[REQUIREMENT]
Return the material below in full and exactly.

(Records about charts and figures)
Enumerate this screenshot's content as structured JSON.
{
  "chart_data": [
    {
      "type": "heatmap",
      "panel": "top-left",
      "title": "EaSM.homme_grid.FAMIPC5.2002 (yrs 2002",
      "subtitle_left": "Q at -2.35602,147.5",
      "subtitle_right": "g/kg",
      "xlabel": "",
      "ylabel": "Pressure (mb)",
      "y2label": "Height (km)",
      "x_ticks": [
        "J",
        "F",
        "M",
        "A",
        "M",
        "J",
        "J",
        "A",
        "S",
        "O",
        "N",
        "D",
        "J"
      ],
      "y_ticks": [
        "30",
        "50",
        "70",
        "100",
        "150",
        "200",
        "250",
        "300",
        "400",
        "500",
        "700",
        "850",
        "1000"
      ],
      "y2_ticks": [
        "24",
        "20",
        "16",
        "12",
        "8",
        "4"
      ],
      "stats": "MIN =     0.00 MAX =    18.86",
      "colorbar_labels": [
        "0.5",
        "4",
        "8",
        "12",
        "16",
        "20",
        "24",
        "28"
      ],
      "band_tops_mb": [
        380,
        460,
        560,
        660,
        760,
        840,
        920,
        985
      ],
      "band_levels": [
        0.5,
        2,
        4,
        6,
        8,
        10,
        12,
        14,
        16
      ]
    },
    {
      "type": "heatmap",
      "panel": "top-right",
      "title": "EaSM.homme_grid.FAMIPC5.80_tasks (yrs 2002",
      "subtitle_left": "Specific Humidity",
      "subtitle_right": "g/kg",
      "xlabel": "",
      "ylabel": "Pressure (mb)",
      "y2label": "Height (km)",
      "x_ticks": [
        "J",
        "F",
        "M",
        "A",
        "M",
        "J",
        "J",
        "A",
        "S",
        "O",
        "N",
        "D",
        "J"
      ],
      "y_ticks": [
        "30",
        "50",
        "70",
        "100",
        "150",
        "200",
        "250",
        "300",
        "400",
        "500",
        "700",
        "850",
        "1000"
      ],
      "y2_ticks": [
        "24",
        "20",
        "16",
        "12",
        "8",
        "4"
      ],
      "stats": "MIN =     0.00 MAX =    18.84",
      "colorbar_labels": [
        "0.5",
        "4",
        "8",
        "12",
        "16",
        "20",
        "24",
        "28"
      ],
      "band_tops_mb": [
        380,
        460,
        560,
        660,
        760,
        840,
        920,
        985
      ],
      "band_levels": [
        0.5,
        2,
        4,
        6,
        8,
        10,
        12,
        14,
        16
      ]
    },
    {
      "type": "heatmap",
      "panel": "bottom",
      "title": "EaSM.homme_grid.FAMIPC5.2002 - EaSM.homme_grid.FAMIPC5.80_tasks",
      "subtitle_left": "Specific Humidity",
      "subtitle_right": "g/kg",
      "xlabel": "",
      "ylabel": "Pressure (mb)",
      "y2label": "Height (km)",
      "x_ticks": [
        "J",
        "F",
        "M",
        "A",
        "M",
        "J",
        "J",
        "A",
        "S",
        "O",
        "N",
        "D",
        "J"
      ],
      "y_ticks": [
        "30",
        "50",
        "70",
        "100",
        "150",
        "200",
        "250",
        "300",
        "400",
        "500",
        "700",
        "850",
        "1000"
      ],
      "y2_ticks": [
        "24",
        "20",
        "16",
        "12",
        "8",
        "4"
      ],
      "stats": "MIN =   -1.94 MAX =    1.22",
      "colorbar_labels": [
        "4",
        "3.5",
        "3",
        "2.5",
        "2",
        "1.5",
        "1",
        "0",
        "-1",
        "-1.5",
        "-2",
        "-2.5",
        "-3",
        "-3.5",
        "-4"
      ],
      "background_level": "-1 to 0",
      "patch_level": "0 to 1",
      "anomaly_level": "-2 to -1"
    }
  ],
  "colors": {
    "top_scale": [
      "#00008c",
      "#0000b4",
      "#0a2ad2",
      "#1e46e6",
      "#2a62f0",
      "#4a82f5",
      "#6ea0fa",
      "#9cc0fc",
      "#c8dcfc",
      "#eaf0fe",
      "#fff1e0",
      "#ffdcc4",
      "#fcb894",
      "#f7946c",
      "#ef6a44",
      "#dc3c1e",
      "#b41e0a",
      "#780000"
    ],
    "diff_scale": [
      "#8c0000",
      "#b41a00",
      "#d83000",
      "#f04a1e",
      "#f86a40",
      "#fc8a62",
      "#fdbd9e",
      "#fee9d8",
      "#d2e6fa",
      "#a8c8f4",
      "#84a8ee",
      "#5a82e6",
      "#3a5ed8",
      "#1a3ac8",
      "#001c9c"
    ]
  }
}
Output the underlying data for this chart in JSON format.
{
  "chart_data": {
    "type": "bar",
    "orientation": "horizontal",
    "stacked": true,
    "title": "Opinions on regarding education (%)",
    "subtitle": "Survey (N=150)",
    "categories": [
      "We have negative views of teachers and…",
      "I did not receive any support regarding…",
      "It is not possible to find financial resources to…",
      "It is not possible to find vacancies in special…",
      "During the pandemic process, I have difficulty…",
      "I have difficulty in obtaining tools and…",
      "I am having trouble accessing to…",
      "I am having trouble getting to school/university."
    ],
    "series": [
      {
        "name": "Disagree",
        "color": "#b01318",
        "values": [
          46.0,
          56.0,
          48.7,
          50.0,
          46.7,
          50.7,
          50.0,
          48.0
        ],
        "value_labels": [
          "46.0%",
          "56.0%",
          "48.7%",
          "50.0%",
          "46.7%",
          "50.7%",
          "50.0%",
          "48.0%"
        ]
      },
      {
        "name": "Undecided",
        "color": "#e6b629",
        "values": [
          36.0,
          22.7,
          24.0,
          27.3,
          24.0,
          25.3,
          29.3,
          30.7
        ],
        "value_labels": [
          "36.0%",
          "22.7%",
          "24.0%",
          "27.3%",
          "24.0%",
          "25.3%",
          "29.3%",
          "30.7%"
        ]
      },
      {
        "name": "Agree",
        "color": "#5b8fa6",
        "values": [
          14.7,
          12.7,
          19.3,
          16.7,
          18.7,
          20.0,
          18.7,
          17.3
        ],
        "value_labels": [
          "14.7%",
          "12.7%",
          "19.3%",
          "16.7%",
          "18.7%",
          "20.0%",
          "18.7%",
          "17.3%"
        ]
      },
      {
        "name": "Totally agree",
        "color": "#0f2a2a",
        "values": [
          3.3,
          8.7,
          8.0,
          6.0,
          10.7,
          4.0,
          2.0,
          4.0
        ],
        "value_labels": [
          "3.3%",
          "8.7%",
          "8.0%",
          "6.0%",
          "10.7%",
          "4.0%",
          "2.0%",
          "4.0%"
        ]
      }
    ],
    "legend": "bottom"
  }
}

[RESULT BELOW]
Enumerate this screenshot's content as structured JSON.
{
  "chart_data": [
    {
      "type": "heatmap",
      "panel": "top-left",
      "title": "EaSM.homme_grid.FAMIPC5.2002 (yrs 2002",
      "subtitle_left": "Q at -2.35602,147.5",
      "subtitle_right": "g/kg",
      "xlabel": "",
      "ylabel": "Pressure (mb)",
      "y2label": "Height (km)",
      "x_ticks": [
        "J",
        "F",
        "M",
        "A",
        "M",
        "J",
        "J",
        "A",
        "S",
        "O",
        "N",
        "D",
        "J"
      ],
      "y_ticks": [
        "30",
        "50",
        "70",
        "100",
        "150",
        "200",
        "250",
        "300",
        "400",
        "500",
        "700",
        "850",
        "1000"
      ],
      "y2_ticks": [
        "24",
        "20",
        "16",
        "12",
        "8",
        "4"
      ],
      "stats": "MIN =     0.00 MAX =    18.86",
      "colorbar_labels": [
        "0.5",
        "4",
        "8",
        "12",
        "16",
        "20",
        "24",
        "28"
      ],
      "band_tops_mb": [
        380,
        460,
        560,
        660,
        760,
        840,
        920,
        985
      ],
      "band_levels": [
        0.5,
        2,
        4,
        6,
        8,
        10,
        12,
        14,
        16
      ]
    },
    {
      "type": "heatmap",
      "panel": "top-right",
      "title": "EaSM.homme_grid.FAMIPC5.80_tasks (yrs 2002",
      "subtitle_left": "Specific Humidity",
      "subtitle_right": "g/kg",
      "xlabel": "",
      "ylabel": "Pressure (mb)",
      "y2label": "Height (km)",
      "x_ticks": [
        "J",
        "F",
        "M",
        "A",
        "M",
        "J",
        "J",
        "A",
        "S",
        "O",
        "N",
        "D",
        "J"
      ],
      "y_ticks": [
        "30",
        "50",
        "70",
        "100",
        "150",
        "200",
        "250",
        "300",
        "400",
        "500",
        "700",
        "850",
        "1000"
      ],
      "y2_ticks": [
        "24",
        "20",
        "16",
        "12",
        "8",
        "4"
      ],
      "stats": "MIN =     0.00 MAX =    18.84",
      "colorbar_labels": [
        "0.5",
        "4",
        "8",
        "12",
        "16",
        "20",
        "24",
        "28"
      ],
      "band_tops_mb": [
        380,
        460,
        560,
        660,
        760,
        840,
        920,
        985
      ],
      "band_levels": [
        0.5,
        2,
        4,
        6,
        8,
        10,
        12,
        14,
        16
      ]
    },
    {
      "type": "heatmap",
      "panel": "bottom",
      "title": "EaSM.homme_grid.FAMIPC5.2002 - EaSM.homme_grid.FAMIPC5.80_tasks",
      "subtitle_left": "Specific Humidity",
      "subtitle_right": "g/kg",
      "xlabel": "",
      "ylabel": "Pressure (mb)",
      "y2label": "Height (km)",
      "x_ticks": [
        "J",
        "F",
        "M",
        "A",
        "M",
        "J",
        "J",
        "A",
        "S",
        "O",
        "N",
        "D",
        "J"
      ],
      "y_ticks": [
        "30",
        "50",
        "70",
        "100",
        "150",
        "200",
        "250",
        "300",
        "400",
        "500",
        "700",
        "850",
        "1000"
      ],
      "y2_ticks": [
        "24",
        "20",
        "16",
        "12",
        "8",
        "4"
      ],
      "stats": "MIN =   -1.94 MAX =    1.22",
      "colorbar_labels": [
        "4",
        "3.5",
        "3",
        "2.5",
        "2",
        "1.5",
        "1",
        "0",
        "-1",
        "-1.5",
        "-2",
        "-2.5",
        "-3",
        "-3.5",
        "-4"
      ],
      "background_level": "-1 to 0",
      "patch_level": "0 to 1",
      "anomaly_level": "-2 to -1"
    }
  ],
  "colors": {
    "top_scale": [
      "#00008c",
      "#0000b4",
      "#0a2ad2",
      "#1e46e6",
      "#2a62f0",
      "#4a82f5",
      "#6ea0fa",
      "#9cc0fc",
      "#c8dcfc",
      "#eaf0fe",
      "#fff1e0",
      "#ffdcc4",
      "#fcb894",
      "#f7946c",
      "#ef6a44",
      "#dc3c1e",
      "#b41e0a",
      "#780000"
    ],
    "diff_scale": [
      "#8c0000",
      "#b41a00",
      "#d83000",
      "#f04a1e",
      "#f86a40",
      "#fc8a62",
      "#fdbd9e",
      "#fee9d8",
      "#d2e6fa",
      "#a8c8f4",
      "#84a8ee",
      "#5a82e6",
      "#3a5ed8",
      "#1a3ac8",
      "#001c9c"
    ]
  }
}
Output the underlying data for this chart in JSON format.
{
  "chart_data": {
    "type": "bar",
    "orientation": "horizontal",
    "stacked": true,
    "title": "Opinions on regarding education (%)",
    "subtitle": "Survey (N=150)",
    "categories": [
      "We have negative views of teachers and…",
      "I did not receive any support regarding…",
      "It is not possible to find financial resources to…",
      "It is not possible to find vacancies in special…",
      "During the pandemic process, I have difficulty…",
      "I have difficulty in obtaining tools and…",
      "I am having trouble accessing to…",
      "I am having trouble getting to school/university."
    ],
    "series": [
      {
        "name": "Disagree",
        "color": "#b01318",
        "values": [
          46.0,
          56.0,
          48.7,
          50.0,
          46.7,
          50.7,
          50.0,
          48.0
        ],
        "value_labels": [
          "46.0%",
          "56.0%",
          "48.7%",
          "50.0%",
          "46.7%",
          "50.7%",
          "50.0%",
          "48.0%"
        ]
      },
      {
        "name": "Undecided",
        "color": "#e6b629",
        "values": [
          36.0,
          22.7,
          24.0,
          27.3,
          24.0,
          25.3,
          29.3,
          30.7
        ],
        "value_labels": [
          "36.0%",
          "22.7%",
          "24.0%",
          "27.3%",
          "24.0%",
          "25.3%",
          "29.3%",
          "30.7%"
        ]
      },
      {
        "name": "Agree",
        "color": "#5b8fa6",
        "values": [
          14.7,
          12.7,
          19.3,
          16.7,
          18.7,
          20.0,
          18.7,
          17.3
        ],
        "value_labels": [
          "14.7%",
          "12.7%",
          "19.3%",
          "16.7%",
          "18.7%",
          "20.0%",
          "18.7%",
          "17.3%"
        ]
      },
      {
        "name": "Totally agree",
        "color": "#0f2a2a",
        "values": [
          3.3,
          8.7,
          8.0,
          6.0,
          10.7,
          4.0,
          2.0,
          4.0
        ],
        "value_labels": [
          "3.3%",
          "8.7%",
          "8.0%",
          "6.0%",
          "10.7%",
          "4.0%",
          "2.0%",
          "4.0%"
        ]
      }
    ],
    "legend": "bottom"
  }
}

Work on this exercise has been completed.